Requirements » Present every line of the records below as a numbered list, without blank lines or pictures.

Stored data »
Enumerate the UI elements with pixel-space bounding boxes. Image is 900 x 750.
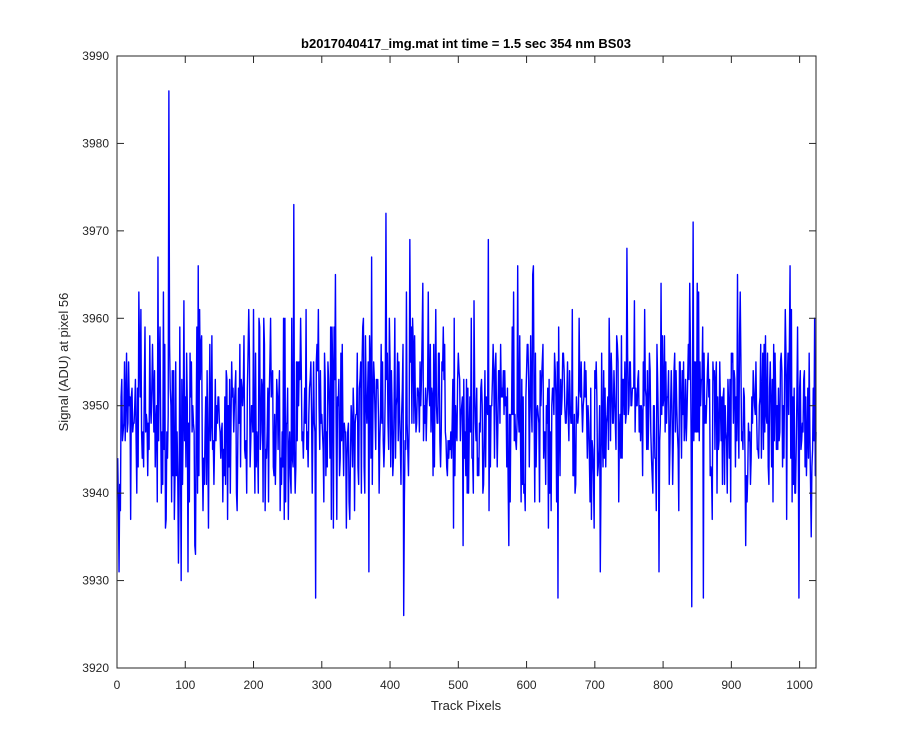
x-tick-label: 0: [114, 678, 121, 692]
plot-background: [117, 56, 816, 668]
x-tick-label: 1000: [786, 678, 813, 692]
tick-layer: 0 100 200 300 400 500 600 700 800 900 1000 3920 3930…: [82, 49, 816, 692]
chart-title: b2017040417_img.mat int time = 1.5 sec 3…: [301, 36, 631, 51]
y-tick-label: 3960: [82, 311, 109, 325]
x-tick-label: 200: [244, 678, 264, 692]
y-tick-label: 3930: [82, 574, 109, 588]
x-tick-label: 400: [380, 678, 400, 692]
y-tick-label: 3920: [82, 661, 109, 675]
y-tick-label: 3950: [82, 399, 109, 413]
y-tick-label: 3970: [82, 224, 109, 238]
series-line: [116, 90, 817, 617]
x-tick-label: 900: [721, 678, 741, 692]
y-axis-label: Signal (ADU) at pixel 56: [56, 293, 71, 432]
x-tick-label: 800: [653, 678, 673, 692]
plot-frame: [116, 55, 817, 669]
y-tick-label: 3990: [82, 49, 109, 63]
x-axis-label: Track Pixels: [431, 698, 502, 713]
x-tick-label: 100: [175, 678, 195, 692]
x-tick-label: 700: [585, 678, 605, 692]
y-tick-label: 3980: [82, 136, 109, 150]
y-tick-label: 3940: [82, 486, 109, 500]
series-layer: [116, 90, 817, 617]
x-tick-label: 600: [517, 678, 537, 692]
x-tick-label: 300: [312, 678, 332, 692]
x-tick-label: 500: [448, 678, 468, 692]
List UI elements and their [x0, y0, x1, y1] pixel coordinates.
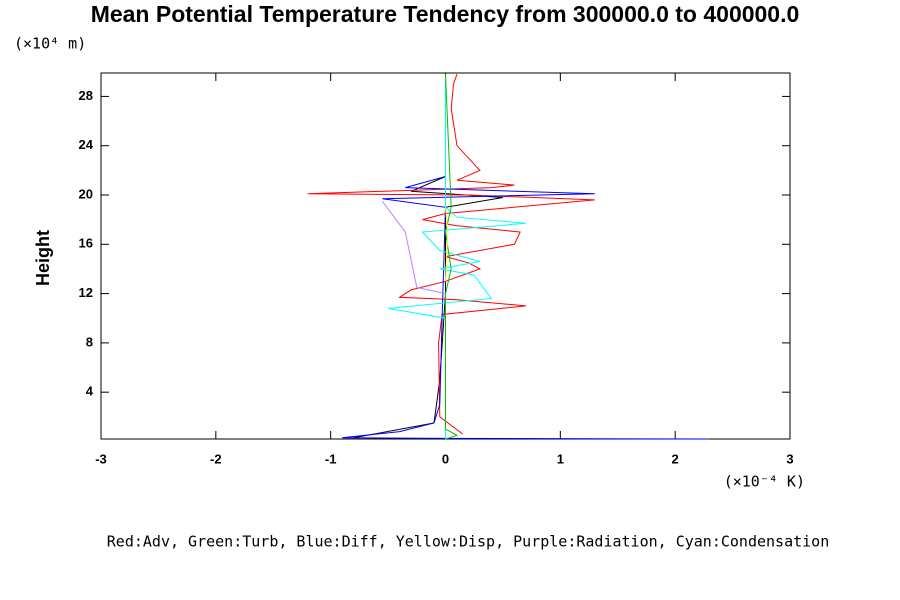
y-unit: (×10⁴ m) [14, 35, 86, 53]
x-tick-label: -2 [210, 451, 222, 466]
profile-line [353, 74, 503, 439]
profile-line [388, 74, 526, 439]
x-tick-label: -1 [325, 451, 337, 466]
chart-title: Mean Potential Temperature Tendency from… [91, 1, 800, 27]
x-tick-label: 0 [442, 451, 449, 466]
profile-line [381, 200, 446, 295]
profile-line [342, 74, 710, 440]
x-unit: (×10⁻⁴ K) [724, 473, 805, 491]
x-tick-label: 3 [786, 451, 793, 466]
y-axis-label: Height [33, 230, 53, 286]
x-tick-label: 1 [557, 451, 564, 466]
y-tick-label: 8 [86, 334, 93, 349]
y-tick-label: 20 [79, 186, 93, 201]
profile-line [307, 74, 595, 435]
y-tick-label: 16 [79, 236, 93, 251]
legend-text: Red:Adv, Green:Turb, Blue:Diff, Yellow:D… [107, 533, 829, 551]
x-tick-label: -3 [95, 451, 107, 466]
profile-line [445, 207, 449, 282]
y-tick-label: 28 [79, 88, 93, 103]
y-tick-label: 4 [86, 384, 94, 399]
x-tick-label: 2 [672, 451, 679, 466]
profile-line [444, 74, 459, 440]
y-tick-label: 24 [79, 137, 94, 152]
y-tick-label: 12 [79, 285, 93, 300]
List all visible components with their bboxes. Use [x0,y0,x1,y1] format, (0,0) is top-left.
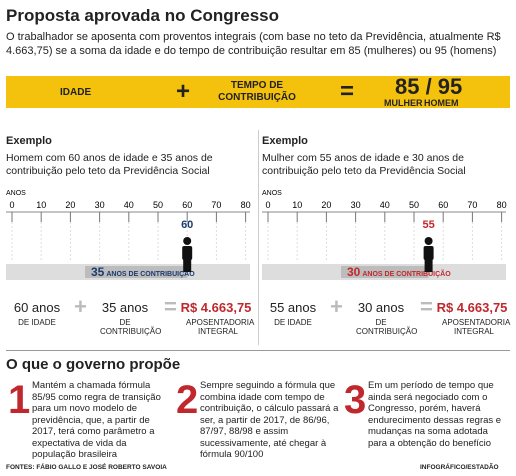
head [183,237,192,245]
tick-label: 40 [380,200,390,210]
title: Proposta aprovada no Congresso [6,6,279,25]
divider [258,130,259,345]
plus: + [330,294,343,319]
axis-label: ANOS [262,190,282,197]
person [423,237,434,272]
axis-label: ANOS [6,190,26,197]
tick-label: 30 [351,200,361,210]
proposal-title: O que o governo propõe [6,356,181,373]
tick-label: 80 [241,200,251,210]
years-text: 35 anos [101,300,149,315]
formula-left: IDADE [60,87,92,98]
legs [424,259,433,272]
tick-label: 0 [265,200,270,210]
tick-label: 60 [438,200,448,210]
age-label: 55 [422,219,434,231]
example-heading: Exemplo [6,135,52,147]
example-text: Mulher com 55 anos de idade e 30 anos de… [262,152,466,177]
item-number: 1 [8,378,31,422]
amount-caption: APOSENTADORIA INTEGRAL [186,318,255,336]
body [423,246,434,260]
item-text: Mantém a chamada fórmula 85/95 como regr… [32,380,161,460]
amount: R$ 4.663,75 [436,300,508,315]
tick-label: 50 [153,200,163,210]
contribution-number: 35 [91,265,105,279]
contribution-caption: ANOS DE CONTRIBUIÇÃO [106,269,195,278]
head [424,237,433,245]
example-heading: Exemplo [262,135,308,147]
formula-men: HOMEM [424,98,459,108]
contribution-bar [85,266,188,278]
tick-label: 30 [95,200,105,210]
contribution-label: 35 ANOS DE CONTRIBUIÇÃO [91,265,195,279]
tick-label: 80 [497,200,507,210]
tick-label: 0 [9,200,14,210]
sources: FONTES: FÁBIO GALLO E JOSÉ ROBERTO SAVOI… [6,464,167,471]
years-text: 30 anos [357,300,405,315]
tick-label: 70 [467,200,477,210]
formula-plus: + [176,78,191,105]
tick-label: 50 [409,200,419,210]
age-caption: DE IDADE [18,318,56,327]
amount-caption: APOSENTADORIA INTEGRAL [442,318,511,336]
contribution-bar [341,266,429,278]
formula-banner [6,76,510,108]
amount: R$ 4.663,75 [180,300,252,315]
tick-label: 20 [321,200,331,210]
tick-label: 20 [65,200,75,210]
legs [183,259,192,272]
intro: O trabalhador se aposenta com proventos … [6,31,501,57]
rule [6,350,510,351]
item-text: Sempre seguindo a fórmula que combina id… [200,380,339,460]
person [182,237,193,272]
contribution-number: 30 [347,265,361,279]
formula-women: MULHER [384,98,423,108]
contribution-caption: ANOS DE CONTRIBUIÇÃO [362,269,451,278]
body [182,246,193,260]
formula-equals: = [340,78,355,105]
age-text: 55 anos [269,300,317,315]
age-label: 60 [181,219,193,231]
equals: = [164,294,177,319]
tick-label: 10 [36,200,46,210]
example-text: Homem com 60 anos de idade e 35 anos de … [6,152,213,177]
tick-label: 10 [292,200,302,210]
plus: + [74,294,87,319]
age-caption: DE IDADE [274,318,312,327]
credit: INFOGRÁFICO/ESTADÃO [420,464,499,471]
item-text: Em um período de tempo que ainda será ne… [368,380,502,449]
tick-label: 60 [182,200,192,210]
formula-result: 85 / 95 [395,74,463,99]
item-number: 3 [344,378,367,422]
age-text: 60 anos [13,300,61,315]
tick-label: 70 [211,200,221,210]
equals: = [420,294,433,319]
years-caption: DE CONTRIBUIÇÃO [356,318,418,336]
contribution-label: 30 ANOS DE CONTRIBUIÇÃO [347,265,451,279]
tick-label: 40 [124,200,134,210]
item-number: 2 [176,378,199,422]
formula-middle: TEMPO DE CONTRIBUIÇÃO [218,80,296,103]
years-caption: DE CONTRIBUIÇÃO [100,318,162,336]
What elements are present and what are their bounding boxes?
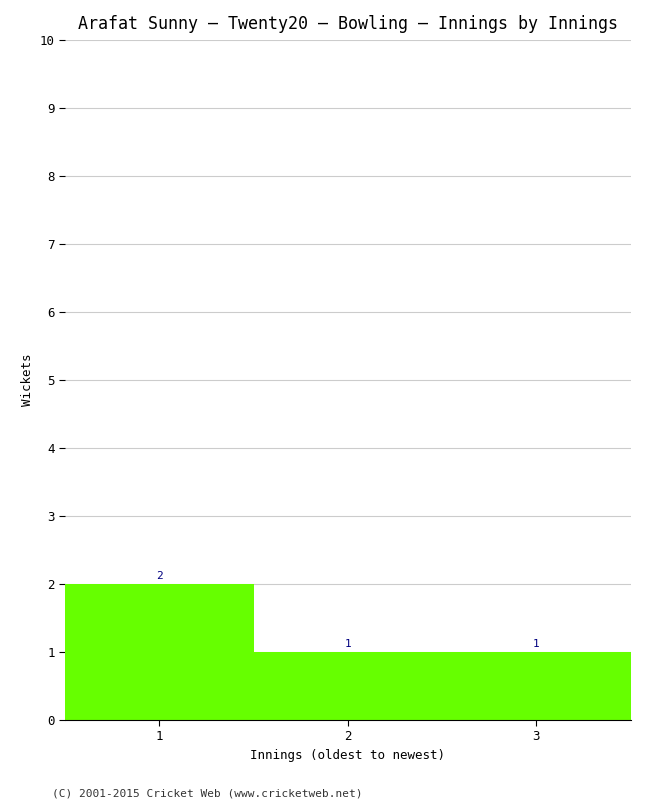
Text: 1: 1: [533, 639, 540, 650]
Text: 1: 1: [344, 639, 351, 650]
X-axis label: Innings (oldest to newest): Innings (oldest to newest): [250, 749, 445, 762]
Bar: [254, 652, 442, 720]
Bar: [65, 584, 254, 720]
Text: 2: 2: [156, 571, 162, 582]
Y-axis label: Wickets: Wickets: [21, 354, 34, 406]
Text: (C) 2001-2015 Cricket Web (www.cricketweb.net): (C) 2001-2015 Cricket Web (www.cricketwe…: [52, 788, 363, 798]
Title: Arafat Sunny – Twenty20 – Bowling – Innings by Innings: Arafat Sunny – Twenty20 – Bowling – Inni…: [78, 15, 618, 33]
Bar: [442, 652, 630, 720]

The result »
1. Enumerate the UI elements with pixel-space bounding boxes. Image is 900 x 750.
2. x-tick-label: 0: [114, 678, 121, 692]
3. plot-background: [117, 56, 816, 668]
4. x-tick-label: 1000: [786, 678, 813, 692]
5. tick-layer: 0 100 200 300 400 500 600 700 800 900 1000 3920 3930…: [82, 49, 816, 692]
6. chart-title: b2017040417_img.mat int time = 1.5 sec 3…: [301, 36, 631, 51]
7. y-tick-label: 3960: [82, 311, 109, 325]
8. x-tick-label: 200: [244, 678, 264, 692]
9. y-tick-label: 3930: [82, 574, 109, 588]
10. x-tick-label: 400: [380, 678, 400, 692]
11. y-tick-label: 3920: [82, 661, 109, 675]
12. y-tick-label: 3950: [82, 399, 109, 413]
13. y-tick-label: 3970: [82, 224, 109, 238]
14. series-line: [116, 90, 817, 617]
15. x-tick-label: 900: [721, 678, 741, 692]
16. y-axis-label: Signal (ADU) at pixel 56: [56, 293, 71, 432]
17. x-tick-label: 800: [653, 678, 673, 692]
18. plot-frame: [116, 55, 817, 669]
19. y-tick-label: 3990: [82, 49, 109, 63]
20. x-axis-label: Track Pixels: [431, 698, 502, 713]
21. x-tick-label: 100: [175, 678, 195, 692]
22. x-tick-label: 700: [585, 678, 605, 692]
23. y-tick-label: 3980: [82, 136, 109, 150]
24. y-tick-label: 3940: [82, 486, 109, 500]
25. series-layer: [116, 90, 817, 617]
26. x-tick-label: 600: [517, 678, 537, 692]
27. x-tick-label: 300: [312, 678, 332, 692]
28. x-tick-label: 500: [448, 678, 468, 692]
29. List UI elements and their [x0, y0, x1, y1] pixel coordinates.
30. y-unit: (×10⁴ m) [14, 35, 86, 53]
31. x-tick-label: -2 [210, 451, 222, 466]
32. profile-line [353, 74, 503, 439]
33. profile-line [388, 74, 526, 439]
34. x-tick-label: -1 [325, 451, 337, 466]
35. chart-title: Mean Potential Temperature Tendency from… [91, 1, 800, 27]
36. x-tick-label: 0 [442, 451, 449, 466]
37. profile-line [381, 200, 446, 295]
38. profile-line [342, 74, 710, 440]
39. x-unit: (×10⁻⁴ K) [724, 473, 805, 491]
40. x-tick-label: 3 [786, 451, 793, 466]
41. y-axis-label: Height [33, 230, 53, 286]
42. x-tick-label: 1 [557, 451, 564, 466]
43. y-tick-label: 8 [86, 334, 93, 349]
44. y-tick-label: 20 [79, 186, 93, 201]
45. profile-line [307, 74, 595, 435]
46. y-tick-label: 16 [79, 236, 93, 251]
47. legend-text: Red:Adv, Green:Turb, Blue:Diff, Yellow:D… [107, 533, 829, 551]
48. x-tick-label: -3 [95, 451, 107, 466]
49. profile-line [445, 207, 449, 282]
50. y-tick-label: 28 [79, 88, 93, 103]
51. y-tick-label: 4 [86, 384, 94, 399]
52. x-tick-label: 2 [672, 451, 679, 466]
53. profile-line [444, 74, 459, 440]
54. y-tick-label: 24 [79, 137, 94, 152]
55. y-tick-label: 12 [79, 285, 93, 300]
56. List all visible components with their bboxes. Use [x0,y0,x1,y1] format, (0,0) is top-left.
57. head [183,237,192,245]
58. tick-label: 40 [380,200,390,210]
59. title: Proposta aprovada no Congresso [6,6,279,25]
60. divider [258,130,259,345]
61. plus: + [330,294,343,319]
62. axis-label: ANOS [262,190,282,197]
63. person [423,237,434,272]
64. axis-label: ANOS [6,190,26,197]
65. tick-label: 30 [351,200,361,210]
66. proposal-title: O que o governo propõe [6,356,181,373]
67. tick-label: 80 [241,200,251,210]
68. years-text: 35 anos [101,300,149,315]
69. formula-left: IDADE [60,87,92,98]
70. legs [424,259,433,272]
71. tick-label: 0 [265,200,270,210]
72. tick-label: 60 [438,200,448,210]
73. age-label: 55 [422,219,434,231]
74. example-heading: Exemplo [6,135,52,147]
75. example-text: Mulher com 55 anos de idade e 30 anos de… [262,152,466,177]
76. item-number: 1 [8,378,31,422]
77. amount-caption: APOSENTADORIA INTEGRAL [186,318,255,336]
78. body [423,246,434,260]
79. item-text: Mantém a chamada fórmula 85/95 como regr… [32,380,161,460]
80. amount: R$ 4.663,75 [436,300,508,315]
81. tick-label: 50 [153,200,163,210]
82. contribution-number: 35 [91,265,105,279]
83. contribution-caption: ANOS DE CONTRIBUIÇÃO [106,269,195,278]
84. head [424,237,433,245]
85. example-heading: Exemplo [262,135,308,147]
86. formula-men: HOMEM [424,98,459,108]
87. contribution-bar [85,266,188,278]
88. tick-label: 30 [95,200,105,210]
89. contribution-label: 35 ANOS DE CONTRIBUIÇÃO [91,265,195,279]
90. tick-label: 80 [497,200,507,210]
91. tick-label: 0 [9,200,14,210]
92. sources: FONTES: FÁBIO GALLO E JOSÉ ROBERTO SAVOI… [6,464,167,471]
93. years-text: 30 anos [357,300,405,315]
94. tick-label: 70 [467,200,477,210]
95. formula-plus: + [176,78,191,105]
96. tick-label: 50 [409,200,419,210]
97. age-caption: DE IDADE [18,318,56,327]
98. amount-caption: APOSENTADORIA INTEGRAL [442,318,511,336]
99. contribution-bar [341,266,429,278]
100. formula-banner [6,76,510,108]
101. amount: R$ 4.663,75 [180,300,252,315]
102. tick-label: 20 [321,200,331,210]
103. tick-label: 20 [65,200,75,210]
104. legs [183,259,192,272]
105. intro: O trabalhador se aposenta com proventos … [6,31,501,57]
106. rule [6,350,510,351]
107. item-text: Sempre seguindo a fórmula que combina id… [200,380,339,460]
108. person [182,237,193,272]
109. contribution-number: 30 [347,265,361,279]
110. formula-women: MULHER [384,98,423,108]
111. contribution-caption: ANOS DE CONTRIBUIÇÃO [362,269,451,278]
112. body [182,246,193,260]
113. formula-equals: = [340,78,355,105]
114. age-text: 55 anos [269,300,317,315]
115. age-label: 60 [181,219,193,231]
116. equals: = [164,294,177,319]
117. tick-label: 10 [36,200,46,210]
118. example-text: Homem com 60 anos de idade e 35 anos de … [6,152,213,177]
119. tick-label: 10 [292,200,302,210]
120. plus: + [74,294,87,319]
121. age-caption: DE IDADE [274,318,312,327]
122. credit: INFOGRÁFICO/ESTADÃO [420,464,499,471]
123. item-text: Em um período de tempo que ainda será ne… [368,380,502,449]
124. tick-label: 60 [182,200,192,210]
125. formula-result: 85 / 95 [395,74,463,99]
126. item-number: 3 [344,378,367,422]
127. age-text: 60 anos [13,300,61,315]
128. tick-label: 70 [211,200,221,210]
129. equals: = [420,294,433,319]
130. years-caption: DE CONTRIBUIÇÃO [356,318,418,336]
131. contribution-label: 30 ANOS DE CONTRIBUIÇÃO [347,265,451,279]
132. tick-label: 40 [124,200,134,210]
133. item-number: 2 [176,378,199,422]
134. formula-middle: TEMPO DE CONTRIBUIÇÃO [218,80,296,103]
135. years-caption: DE CONTRIBUIÇÃO [100,318,162,336]
136. What elements are present and what are their bounding boxes?
137. Text: 1: 1: [533, 639, 540, 650]
138. Text: 1: 1: [344, 639, 351, 650]
139. X-axis label: Innings (oldest to newest): Innings (oldest to newest): [250, 749, 445, 762]
140. Bar: [254, 652, 442, 720]
141. Bar: [65, 584, 254, 720]
142. Text: 2: 2: [156, 571, 162, 582]
143. Y-axis label: Wickets: Wickets: [21, 354, 34, 406]
144. Text: (C) 2001-2015 Cricket Web (www.cricketweb.net): (C) 2001-2015 Cricket Web (www.cricketwe…: [52, 788, 363, 798]
145. Title: Arafat Sunny – Twenty20 – Bowling – Innings by Innings: Arafat Sunny – Twenty20 – Bowling – Inni…: [78, 15, 618, 33]
146. Bar: [442, 652, 630, 720]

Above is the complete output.